* Task prompt
Every record must be transcribed in its entirety, apart from the images, which are to be omitted.

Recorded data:
╭──
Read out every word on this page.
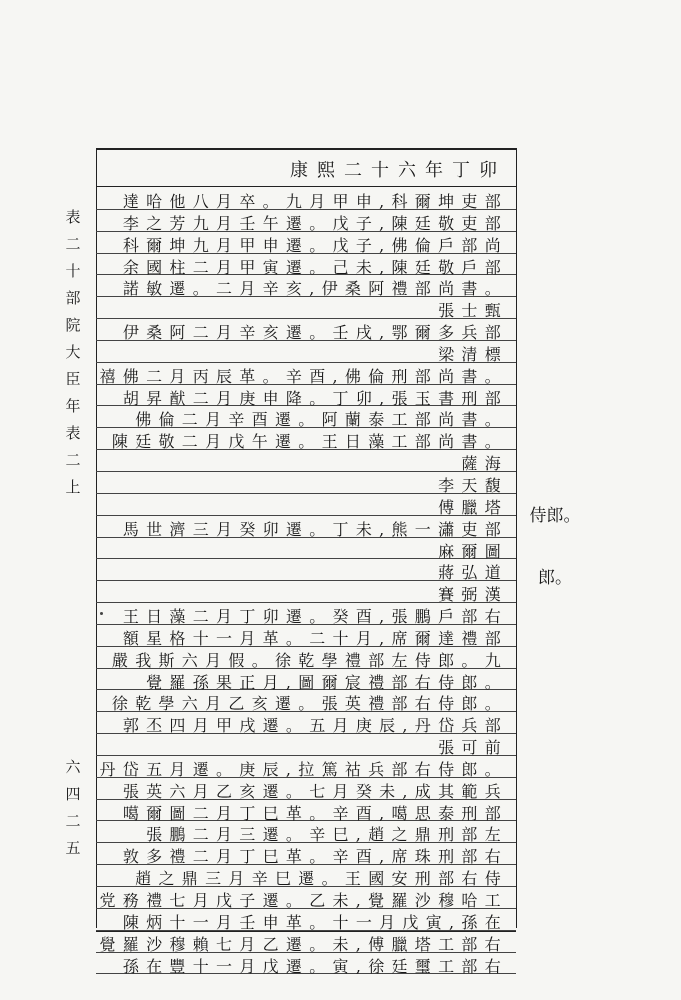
表
二
十
部
院
大
臣
年
表
二
上
六
四
二
五
康熙二十六年丁卯
達哈他八月卒。九月甲申,科爾坤吏部
李之芳九月壬午遷。戊子,陳廷敬吏部
科爾坤九月甲申遷。戊子,佛倫戶部尚
余國柱二月甲寅遷。己未,陳廷敬戶部
諾敏遷。二月辛亥,伊桑阿禮部尚書。
張士甄
伊桑阿二月辛亥遷。壬戌,鄂爾多兵部
梁清標
禧佛二月丙辰革。辛酉,佛倫刑部尚書。
胡昇猷二月庚申降。丁卯,張玉書刑部
佛倫二月辛酉遷。阿蘭泰工部尚書。
陳廷敬二月戊午遷。王日藻工部尚書。
薩海
李天馥
傅臘塔
馬世濟三月癸卯遷。丁未,熊一瀟吏部
麻爾圖
蔣弘道
賽弼漢
王日藻二月丁卯遷。癸酉,張鵬戶部右
額星格十一月革。二十月,席爾達禮部
嚴我斯六月假。徐乾學禮部左侍郎。九
覺羅孫果正月,圖爾宸禮部右侍郎。
徐乾學六月乙亥遷。張英禮部右侍郎。
郭丕四月甲戌遷。五月庚辰,丹岱兵部
張可前
丹岱五月遷。庚辰,拉篤祜兵部右侍郎。
張英六月乙亥遷。七月癸未,成其範兵
噶爾圖二月丁巳革。辛酉,噶思泰刑部
張鵬二月三遷。辛巳,趙之鼎刑部左
敦多禮二月丁巳革。辛酉,席珠刑部右
趙之鼎三月辛巳遷。王國安刑部右侍
党務禮七月戊子遷。乙未,覺羅沙穆哈工
陳炳十一月壬申革。十一月戊寅,孫在
覺羅沙穆賴七月乙遷。未,傅臘塔工部右
孫在豐十一月戊遷。寅,徐廷璽工部右
侍郎。
郎。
╰──
* Answer below
Read out every word on this page.
表
二
十
部
院
大
臣
年
表
二
上
六
四
二
五
康熙二十六年丁卯
達哈他八月卒。九月甲申,科爾坤吏部
李之芳九月壬午遷。戊子,陳廷敬吏部
科爾坤九月甲申遷。戊子,佛倫戶部尚
余國柱二月甲寅遷。己未,陳廷敬戶部
諾敏遷。二月辛亥,伊桑阿禮部尚書。
張士甄
伊桑阿二月辛亥遷。壬戌,鄂爾多兵部
梁清標
禧佛二月丙辰革。辛酉,佛倫刑部尚書。
胡昇猷二月庚申降。丁卯,張玉書刑部
佛倫二月辛酉遷。阿蘭泰工部尚書。
陳廷敬二月戊午遷。王日藻工部尚書。
薩海
李天馥
傅臘塔
馬世濟三月癸卯遷。丁未,熊一瀟吏部
麻爾圖
蔣弘道
賽弼漢
王日藻二月丁卯遷。癸酉,張鵬戶部右
額星格十一月革。二十月,席爾達禮部
嚴我斯六月假。徐乾學禮部左侍郎。九
覺羅孫果正月,圖爾宸禮部右侍郎。
徐乾學六月乙亥遷。張英禮部右侍郎。
郭丕四月甲戌遷。五月庚辰,丹岱兵部
張可前
丹岱五月遷。庚辰,拉篤祜兵部右侍郎。
張英六月乙亥遷。七月癸未,成其範兵
噶爾圖二月丁巳革。辛酉,噶思泰刑部
張鵬二月三遷。辛巳,趙之鼎刑部左
敦多禮二月丁巳革。辛酉,席珠刑部右
趙之鼎三月辛巳遷。王國安刑部右侍
党務禮七月戊子遷。乙未,覺羅沙穆哈工
陳炳十一月壬申革。十一月戊寅,孫在
覺羅沙穆賴七月乙遷。未,傅臘塔工部右
孫在豐十一月戊遷。寅,徐廷璽工部右
侍郎。
郎。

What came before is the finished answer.